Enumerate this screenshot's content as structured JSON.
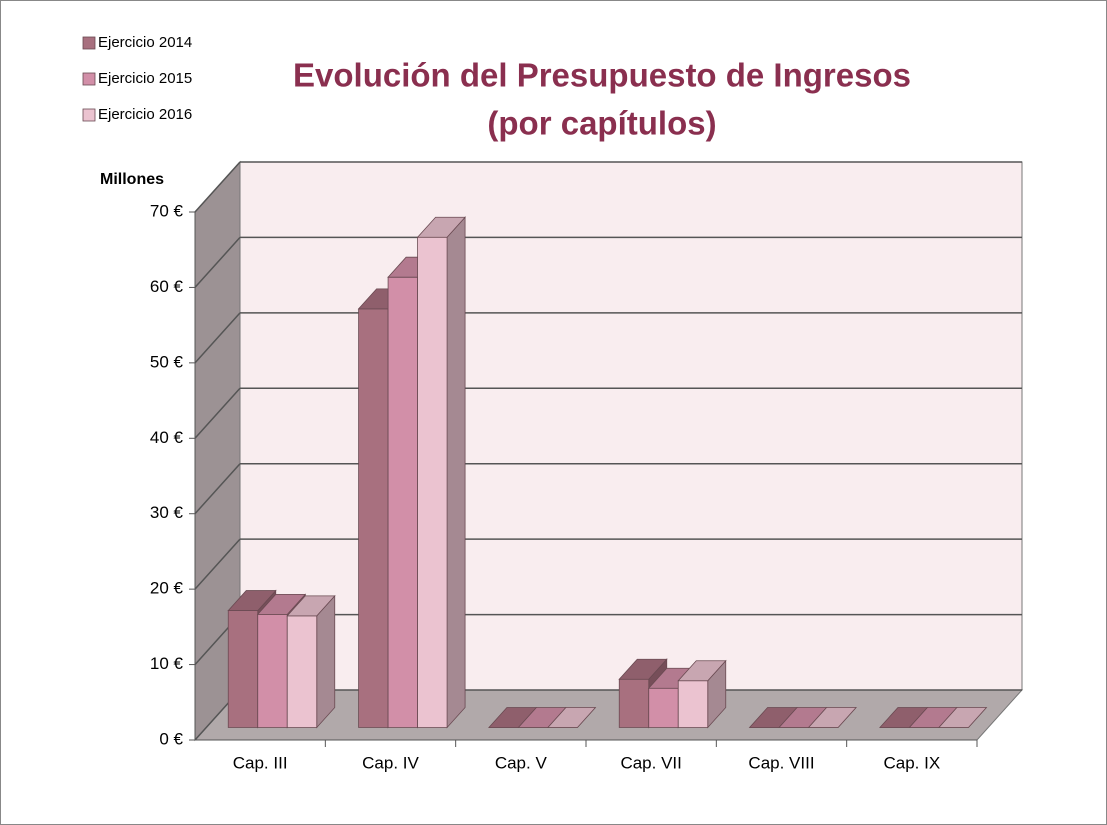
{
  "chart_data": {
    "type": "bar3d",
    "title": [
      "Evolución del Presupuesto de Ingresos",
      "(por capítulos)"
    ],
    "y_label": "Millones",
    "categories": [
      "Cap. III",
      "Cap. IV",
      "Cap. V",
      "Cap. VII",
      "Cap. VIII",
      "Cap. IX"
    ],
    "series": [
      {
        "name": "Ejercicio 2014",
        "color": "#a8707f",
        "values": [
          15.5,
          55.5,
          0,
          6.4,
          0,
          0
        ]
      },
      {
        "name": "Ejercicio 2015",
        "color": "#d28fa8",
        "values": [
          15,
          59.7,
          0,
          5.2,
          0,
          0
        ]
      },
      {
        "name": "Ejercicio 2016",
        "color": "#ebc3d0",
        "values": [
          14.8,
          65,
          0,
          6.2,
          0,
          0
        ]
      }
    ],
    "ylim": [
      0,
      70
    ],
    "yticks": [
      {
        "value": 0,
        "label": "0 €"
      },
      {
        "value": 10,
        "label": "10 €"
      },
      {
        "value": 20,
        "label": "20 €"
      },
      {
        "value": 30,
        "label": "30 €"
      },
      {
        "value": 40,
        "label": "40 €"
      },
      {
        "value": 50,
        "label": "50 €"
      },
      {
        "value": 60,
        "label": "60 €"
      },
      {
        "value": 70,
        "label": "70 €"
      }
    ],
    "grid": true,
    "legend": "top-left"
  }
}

- - - - -

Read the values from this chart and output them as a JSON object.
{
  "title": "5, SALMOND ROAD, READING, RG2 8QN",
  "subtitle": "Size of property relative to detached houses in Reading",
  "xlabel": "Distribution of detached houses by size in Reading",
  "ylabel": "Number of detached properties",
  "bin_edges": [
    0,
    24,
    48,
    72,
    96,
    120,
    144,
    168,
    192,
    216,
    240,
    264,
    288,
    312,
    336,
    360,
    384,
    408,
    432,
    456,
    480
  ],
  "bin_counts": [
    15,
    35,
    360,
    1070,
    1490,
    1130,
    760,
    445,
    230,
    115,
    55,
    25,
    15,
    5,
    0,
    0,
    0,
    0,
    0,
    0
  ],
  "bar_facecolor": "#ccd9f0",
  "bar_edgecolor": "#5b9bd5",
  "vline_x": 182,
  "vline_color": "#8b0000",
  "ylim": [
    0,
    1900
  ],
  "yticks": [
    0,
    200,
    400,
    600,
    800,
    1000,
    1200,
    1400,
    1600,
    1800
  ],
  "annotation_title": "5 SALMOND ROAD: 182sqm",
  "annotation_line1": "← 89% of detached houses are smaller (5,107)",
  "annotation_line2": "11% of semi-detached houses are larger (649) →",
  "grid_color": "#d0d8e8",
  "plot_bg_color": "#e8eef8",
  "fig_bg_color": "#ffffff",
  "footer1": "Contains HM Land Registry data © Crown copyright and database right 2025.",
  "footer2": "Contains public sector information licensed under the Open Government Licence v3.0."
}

- - - - -

TO DO |
Which lines contain "houses"? Show each of them.

ANSWER TO THIS TASK |
  "subtitle": "Size of property relative to detached houses in Reading",
  "xlabel": "Distribution of detached houses by size in Reading",
  "annotation_line1": "← 89% of detached houses are smaller (5,107)",
  "annotation_line2": "11% of semi-detached houses are larger (649) →",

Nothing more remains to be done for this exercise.